— begin Stored data —

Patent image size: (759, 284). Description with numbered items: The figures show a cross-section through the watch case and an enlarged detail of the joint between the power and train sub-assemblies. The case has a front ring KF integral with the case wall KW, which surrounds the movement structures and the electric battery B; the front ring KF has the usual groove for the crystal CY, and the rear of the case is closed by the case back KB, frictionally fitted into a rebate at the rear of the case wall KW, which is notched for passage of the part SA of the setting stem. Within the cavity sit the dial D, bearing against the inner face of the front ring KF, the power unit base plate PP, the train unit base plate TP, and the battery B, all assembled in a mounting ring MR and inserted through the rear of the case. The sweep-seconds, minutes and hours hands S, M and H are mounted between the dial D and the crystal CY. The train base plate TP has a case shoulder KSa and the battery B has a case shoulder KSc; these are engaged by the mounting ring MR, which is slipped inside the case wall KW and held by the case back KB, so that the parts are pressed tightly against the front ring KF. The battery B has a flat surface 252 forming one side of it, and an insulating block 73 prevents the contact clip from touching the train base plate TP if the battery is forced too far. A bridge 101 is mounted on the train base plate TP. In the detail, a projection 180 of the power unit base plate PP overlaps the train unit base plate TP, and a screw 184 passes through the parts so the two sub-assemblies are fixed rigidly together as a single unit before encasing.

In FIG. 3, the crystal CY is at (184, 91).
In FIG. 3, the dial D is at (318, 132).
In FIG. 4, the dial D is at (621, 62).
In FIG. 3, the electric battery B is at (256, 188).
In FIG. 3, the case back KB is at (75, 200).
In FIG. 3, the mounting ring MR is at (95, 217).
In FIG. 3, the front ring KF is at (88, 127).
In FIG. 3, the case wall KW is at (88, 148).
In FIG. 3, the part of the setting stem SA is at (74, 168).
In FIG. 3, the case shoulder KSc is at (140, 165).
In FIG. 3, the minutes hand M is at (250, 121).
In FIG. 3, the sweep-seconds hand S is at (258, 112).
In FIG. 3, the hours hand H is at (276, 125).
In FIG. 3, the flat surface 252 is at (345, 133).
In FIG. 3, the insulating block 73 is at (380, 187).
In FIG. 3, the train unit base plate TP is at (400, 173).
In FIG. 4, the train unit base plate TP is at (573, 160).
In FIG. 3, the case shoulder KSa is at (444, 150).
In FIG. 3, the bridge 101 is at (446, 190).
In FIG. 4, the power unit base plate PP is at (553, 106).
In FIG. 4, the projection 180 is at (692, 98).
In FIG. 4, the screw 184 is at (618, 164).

— end Stored data —

Can you reproduce the data above with "cross-section" swapped for "sectional view" and everything else unchanged?

Patent image size: (759, 284). Description with numbered items: The figures show a sectional view through the watch case and an enlarged detail of the joint between the power and train sub-assemblies. The case has a front ring KF integral with the case wall KW, which surrounds the movement structures and the electric battery B; the front ring KF has the usual groove for the crystal CY, and the rear of the case is closed by the case back KB, frictionally fitted into a rebate at the rear of the case wall KW, which is notched for passage of the part SA of the setting stem. Within the cavity sit the dial D, bearing against the inner face of the front ring KF, the power unit base plate PP, the train unit base plate TP, and the battery B, all assembled in a mounting ring MR and inserted through the rear of the case. The sweep-seconds, minutes and hours hands S, M and H are mounted between the dial D and the crystal CY. The train base plate TP has a case shoulder KSa and the battery B has a case shoulder KSc; these are engaged by the mounting ring MR, which is slipped inside the case wall KW and held by the case back KB, so that the parts are pressed tightly against the front ring KF. The battery B has a flat surface 252 forming one side of it, and an insulating block 73 prevents the contact clip from touching the train base plate TP if the battery is forced too far. A bridge 101 is mounted on the train base plate TP. In the detail, a projection 180 of the power unit base plate PP overlaps the train unit base plate TP, and a screw 184 passes through the parts so the two sub-assemblies are fixed rigidly together as a single unit before encasing.

In FIG. 3, the crystal CY is at (184, 91).
In FIG. 3, the dial D is at (318, 132).
In FIG. 4, the dial D is at (621, 62).
In FIG. 3, the electric battery B is at (256, 188).
In FIG. 3, the case back KB is at (75, 200).
In FIG. 3, the mounting ring MR is at (95, 217).
In FIG. 3, the front ring KF is at (88, 127).
In FIG. 3, the case wall KW is at (88, 148).
In FIG. 3, the part of the setting stem SA is at (74, 168).
In FIG. 3, the case shoulder KSc is at (140, 165).
In FIG. 3, the minutes hand M is at (250, 121).
In FIG. 3, the sweep-seconds hand S is at (258, 112).
In FIG. 3, the hours hand H is at (276, 125).
In FIG. 3, the flat surface 252 is at (345, 133).
In FIG. 3, the insulating block 73 is at (380, 187).
In FIG. 3, the train unit base plate TP is at (400, 173).
In FIG. 4, the train unit base plate TP is at (573, 160).
In FIG. 3, the case shoulder KSa is at (444, 150).
In FIG. 3, the bridge 101 is at (446, 190).
In FIG. 4, the power unit base plate PP is at (553, 106).
In FIG. 4, the projection 180 is at (692, 98).
In FIG. 4, the screw 184 is at (618, 164).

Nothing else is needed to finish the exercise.